=== Material supplied ===

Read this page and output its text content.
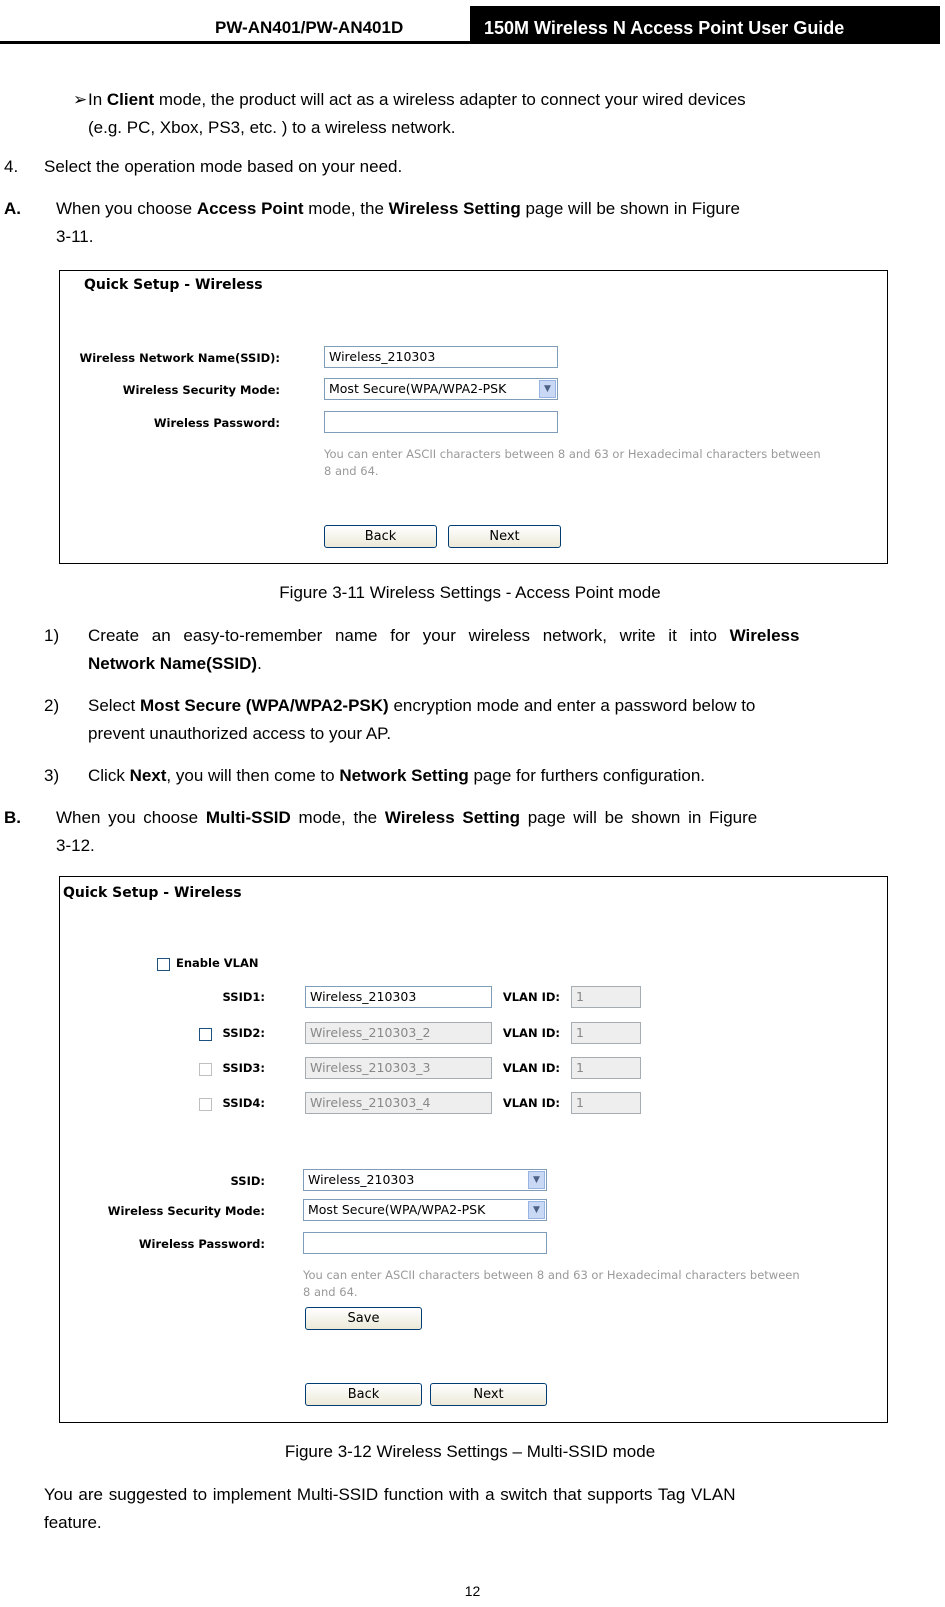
PW-AN401/PW-AN401D	150M Wireless N Access Point User Guide
➢ In Client mode, the product will act as a wireless adapter to connect your wired devices
(e.g. PC, Xbox, PS3, etc. ) to a wireless network.
4. Select the operation mode based on your need.
A. When you choose Access Point mode, the Wireless Setting page will be shown in Figure
3-11.
Quick Setup - Wireless
Wireless Network Name(SSID):	Wireless_210303
Wireless Security Mode:	Most Secure(WPA/WPA2-PSK	▼
Wireless Password:
You can enter ASCII characters between 8 and 63 or Hexadecimal characters between
8 and 64.
Back	Next
Figure 3-11 Wireless Settings - Access Point mode
1) Create an easy-to-remember name for your wireless network, write it into Wireless
Network Name(SSID).
2) Select Most Secure (WPA/WPA2-PSK) encryption mode and enter a password below to
prevent unauthorized access to your AP.
3) Click Next, you will then come to Network Setting page for furthers configuration.
B. When you choose Multi-SSID mode, the Wireless Setting page will be shown in Figure
3-12.
Quick Setup - Wireless
Enable VLAN
SSID1:	Wireless_210303	VLAN ID:	1
SSID2:	Wireless_210303_2	VLAN ID:	1
SSID3:	Wireless_210303_3	VLAN ID:	1
SSID4:	Wireless_210303_4	VLAN ID:	1
SSID:	Wireless_210303	▼
Wireless Security Mode:	Most Secure(WPA/WPA2-PSK	▼
Wireless Password:
You can enter ASCII characters between 8 and 63 or Hexadecimal characters between
8 and 64.
Save
Back	Next
Figure 3-12 Wireless Settings – Multi-SSID mode
You are suggested to implement Multi-SSID function with a switch that supports Tag VLAN
feature.
12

===

**Task objective**
Make an exact copy of all entries above, dropping the images.

**Answer to this problem**
Read this page and output its text content.
PW-AN401/PW-AN401D	150M Wireless N Access Point User Guide
➢ In Client mode, the product will act as a wireless adapter to connect your wired devices
(e.g. PC, Xbox, PS3, etc. ) to a wireless network.
4. Select the operation mode based on your need.
A. When you choose Access Point mode, the Wireless Setting page will be shown in Figure
3-11.
Quick Setup - Wireless
Wireless Network Name(SSID):	Wireless_210303
Wireless Security Mode:	Most Secure(WPA/WPA2-PSK	▼
Wireless Password:
You can enter ASCII characters between 8 and 63 or Hexadecimal characters between
8 and 64.
Back	Next
Figure 3-11 Wireless Settings - Access Point mode
1) Create an easy-to-remember name for your wireless network, write it into Wireless
Network Name(SSID).
2) Select Most Secure (WPA/WPA2-PSK) encryption mode and enter a password below to
prevent unauthorized access to your AP.
3) Click Next, you will then come to Network Setting page for furthers configuration.
B. When you choose Multi-SSID mode, the Wireless Setting page will be shown in Figure
3-12.
Quick Setup - Wireless
Enable VLAN
SSID1:	Wireless_210303	VLAN ID:	1
SSID2:	Wireless_210303_2	VLAN ID:	1
SSID3:	Wireless_210303_3	VLAN ID:	1
SSID4:	Wireless_210303_4	VLAN ID:	1
SSID:	Wireless_210303	▼
Wireless Security Mode:	Most Secure(WPA/WPA2-PSK	▼
Wireless Password:
You can enter ASCII characters between 8 and 63 or Hexadecimal characters between
8 and 64.
Save
Back	Next
Figure 3-12 Wireless Settings – Multi-SSID mode
You are suggested to implement Multi-SSID function with a switch that supports Tag VLAN
feature.
12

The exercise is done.